◆ Your goal:
Exactly as they appear, output all of the records. Skip any images.

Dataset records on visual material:
## start
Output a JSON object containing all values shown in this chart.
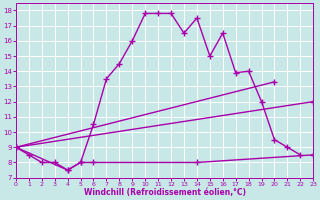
{
  "xlabel": "Windchill (Refroidissement éolien,°C)",
  "background_color": "#c8e8e8",
  "line_color": "#aa00aa",
  "grid_color": "#ffffff",
  "line1_x": [
    0,
    1,
    2,
    3,
    4,
    5,
    6,
    7,
    8,
    9,
    10,
    11,
    12,
    13,
    14,
    15,
    16,
    17,
    18,
    19,
    20,
    21,
    22
  ],
  "line1_y": [
    9,
    8.5,
    8,
    8,
    7.5,
    8,
    10.5,
    13.5,
    14.5,
    16.0,
    17.8,
    17.8,
    17.8,
    16.5,
    17.5,
    15.0,
    16.5,
    13.9,
    14.0,
    12.0,
    9.5,
    9.0,
    8.5
  ],
  "line2_x": [
    0,
    20
  ],
  "line2_y": [
    9,
    13.3
  ],
  "line3_x": [
    0,
    23
  ],
  "line3_y": [
    9,
    12.0
  ],
  "line4_x": [
    0,
    4,
    5,
    6,
    14,
    23
  ],
  "line4_y": [
    9,
    7.5,
    8.0,
    8.0,
    8.0,
    8.5
  ],
  "xlim": [
    0,
    23
  ],
  "ylim": [
    7,
    18.5
  ],
  "xticks": [
    0,
    1,
    2,
    3,
    4,
    5,
    6,
    7,
    8,
    9,
    10,
    11,
    12,
    13,
    14,
    15,
    16,
    17,
    18,
    19,
    20,
    21,
    22,
    23
  ],
  "yticks": [
    7,
    8,
    9,
    10,
    11,
    12,
    13,
    14,
    15,
    16,
    17,
    18
  ]
}
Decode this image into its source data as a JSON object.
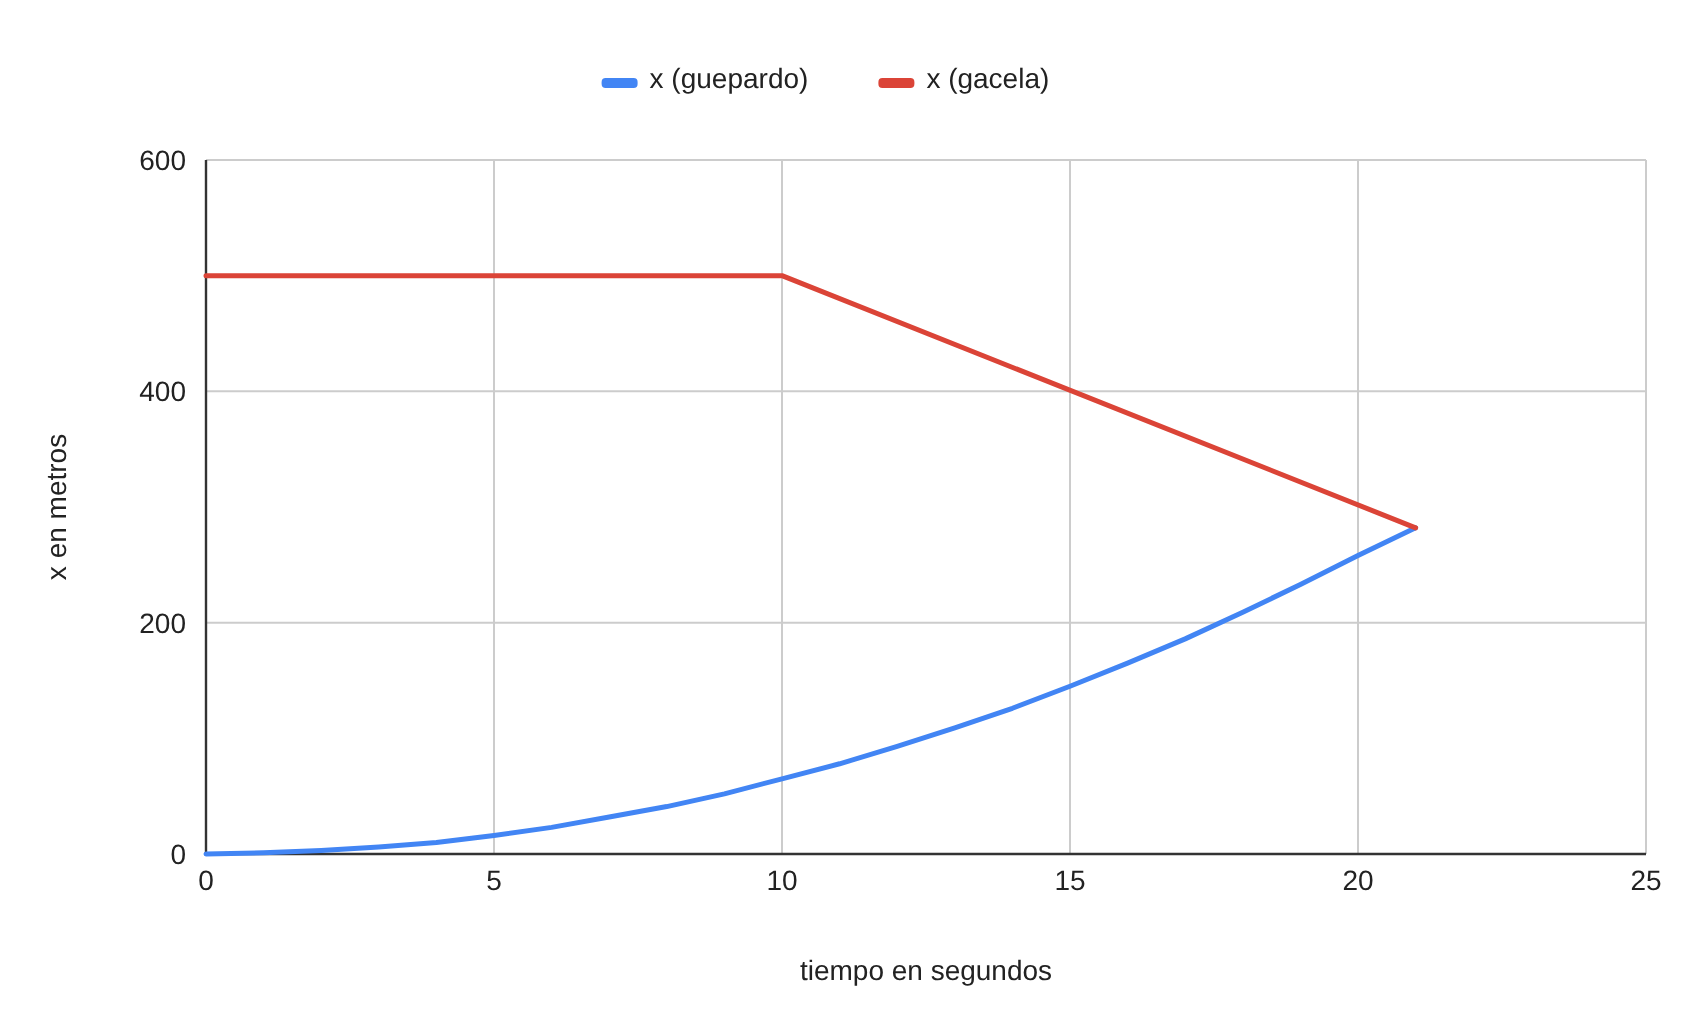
{
  "chart_data": {
    "type": "line",
    "xlabel": "tiempo en segundos",
    "ylabel": "x en metros",
    "xlim": [
      0,
      25
    ],
    "xticks": [
      0,
      5,
      10,
      15,
      20,
      25
    ],
    "ylim": [
      0,
      600
    ],
    "yticks": [
      0,
      200,
      400,
      600
    ],
    "grid": true,
    "legend": "top",
    "marker": "none",
    "line_style": "solid",
    "series": [
      {
        "name": "x (guepardo)",
        "color": "#4285f4",
        "x": [
          0,
          1,
          2,
          3,
          4,
          5,
          6,
          7,
          8,
          9,
          10,
          11,
          12,
          13,
          14,
          15,
          16,
          17,
          18,
          19,
          20,
          21
        ],
        "values": [
          0,
          1,
          3,
          6,
          10,
          16,
          23,
          32,
          41,
          52,
          65,
          78,
          93,
          109,
          126,
          145,
          165,
          186,
          209,
          233,
          258,
          282
        ]
      },
      {
        "name": "x (gacela)",
        "color": "#db4437",
        "x": [
          0,
          10,
          21
        ],
        "values": [
          500,
          500,
          282
        ]
      }
    ]
  }
}
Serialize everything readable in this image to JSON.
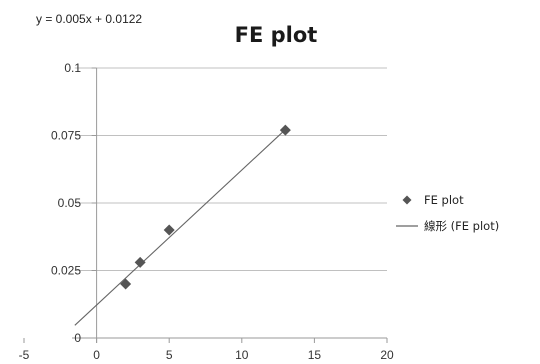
{
  "chart_data": {
    "type": "scatter",
    "title": "FE plot",
    "equation": "y = 0.005x + 0.0122",
    "xlabel": "",
    "ylabel": "",
    "xlim": [
      -5,
      20
    ],
    "ylim": [
      0,
      0.1
    ],
    "x_ticks": [
      "-5",
      "0",
      "5",
      "10",
      "15",
      "20"
    ],
    "y_ticks": [
      "0",
      "0.025",
      "0.05",
      "0.075",
      "0.1"
    ],
    "grid": "horizontal",
    "legend_position": "right",
    "series": [
      {
        "name": "FE plot",
        "marker": "diamond",
        "color": "#555555",
        "points": [
          {
            "x": 2,
            "y": 0.02
          },
          {
            "x": 3,
            "y": 0.028
          },
          {
            "x": 5,
            "y": 0.04
          },
          {
            "x": 13,
            "y": 0.077
          }
        ]
      }
    ],
    "trendline": {
      "name": "線形 (FE plot)",
      "slope": 0.005,
      "intercept": 0.0122,
      "x_range": [
        -1.5,
        13
      ],
      "color": "#666666"
    },
    "colors": {
      "gridline": "#c0c0c0",
      "axis": "#9a9a9a",
      "marker": "#555555",
      "trendline": "#666666"
    }
  }
}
## end
◆ Result below:
Output a JSON object containing all values shown in this chart.
{
  "xlabel": "Windchill (Refroidissement éolien,°C)",
  "background_color": "#c8e8e8",
  "line_color": "#aa00aa",
  "grid_color": "#ffffff",
  "line1_x": [
    0,
    1,
    2,
    3,
    4,
    5,
    6,
    7,
    8,
    9,
    10,
    11,
    12,
    13,
    14,
    15,
    16,
    17,
    18,
    19,
    20,
    21,
    22
  ],
  "line1_y": [
    9,
    8.5,
    8,
    8,
    7.5,
    8,
    10.5,
    13.5,
    14.5,
    16.0,
    17.8,
    17.8,
    17.8,
    16.5,
    17.5,
    15.0,
    16.5,
    13.9,
    14.0,
    12.0,
    9.5,
    9.0,
    8.5
  ],
  "line2_x": [
    0,
    20
  ],
  "line2_y": [
    9,
    13.3
  ],
  "line3_x": [
    0,
    23
  ],
  "line3_y": [
    9,
    12.0
  ],
  "line4_x": [
    0,
    4,
    5,
    6,
    14,
    23
  ],
  "line4_y": [
    9,
    7.5,
    8.0,
    8.0,
    8.0,
    8.5
  ],
  "xlim": [
    0,
    23
  ],
  "ylim": [
    7,
    18.5
  ],
  "xticks": [
    0,
    1,
    2,
    3,
    4,
    5,
    6,
    7,
    8,
    9,
    10,
    11,
    12,
    13,
    14,
    15,
    16,
    17,
    18,
    19,
    20,
    21,
    22,
    23
  ],
  "yticks": [
    7,
    8,
    9,
    10,
    11,
    12,
    13,
    14,
    15,
    16,
    17,
    18
  ]
}
Decode this image into its source data as a JSON object.
{
  "chart_data": {
    "type": "line",
    "xlabel": "tiempo en segundos",
    "ylabel": "x en metros",
    "xlim": [
      0,
      25
    ],
    "xticks": [
      0,
      5,
      10,
      15,
      20,
      25
    ],
    "ylim": [
      0,
      600
    ],
    "yticks": [
      0,
      200,
      400,
      600
    ],
    "grid": true,
    "legend": "top",
    "marker": "none",
    "line_style": "solid",
    "series": [
      {
        "name": "x (guepardo)",
        "color": "#4285f4",
        "x": [
          0,
          1,
          2,
          3,
          4,
          5,
          6,
          7,
          8,
          9,
          10,
          11,
          12,
          13,
          14,
          15,
          16,
          17,
          18,
          19,
          20,
          21
        ],
        "values": [
          0,
          1,
          3,
          6,
          10,
          16,
          23,
          32,
          41,
          52,
          65,
          78,
          93,
          109,
          126,
          145,
          165,
          186,
          209,
          233,
          258,
          282
        ]
      },
      {
        "name": "x (gacela)",
        "color": "#db4437",
        "x": [
          0,
          10,
          21
        ],
        "values": [
          500,
          500,
          282
        ]
      }
    ]
  }
}
Serialize everything readable in this image to JSON.
{
  "chart_data": {
    "type": "scatter",
    "title": "FE plot",
    "equation": "y = 0.005x + 0.0122",
    "xlabel": "",
    "ylabel": "",
    "xlim": [
      -5,
      20
    ],
    "ylim": [
      0,
      0.1
    ],
    "x_ticks": [
      "-5",
      "0",
      "5",
      "10",
      "15",
      "20"
    ],
    "y_ticks": [
      "0",
      "0.025",
      "0.05",
      "0.075",
      "0.1"
    ],
    "grid": "horizontal",
    "legend_position": "right",
    "series": [
      {
        "name": "FE plot",
        "marker": "diamond",
        "color": "#555555",
        "points": [
          {
            "x": 2,
            "y": 0.02
          },
          {
            "x": 3,
            "y": 0.028
          },
          {
            "x": 5,
            "y": 0.04
          },
          {
            "x": 13,
            "y": 0.077
          }
        ]
      }
    ],
    "trendline": {
      "name": "線形 (FE plot)",
      "slope": 0.005,
      "intercept": 0.0122,
      "x_range": [
        -1.5,
        13
      ],
      "color": "#666666"
    },
    "colors": {
      "gridline": "#c0c0c0",
      "axis": "#9a9a9a",
      "marker": "#555555",
      "trendline": "#666666"
    }
  }
}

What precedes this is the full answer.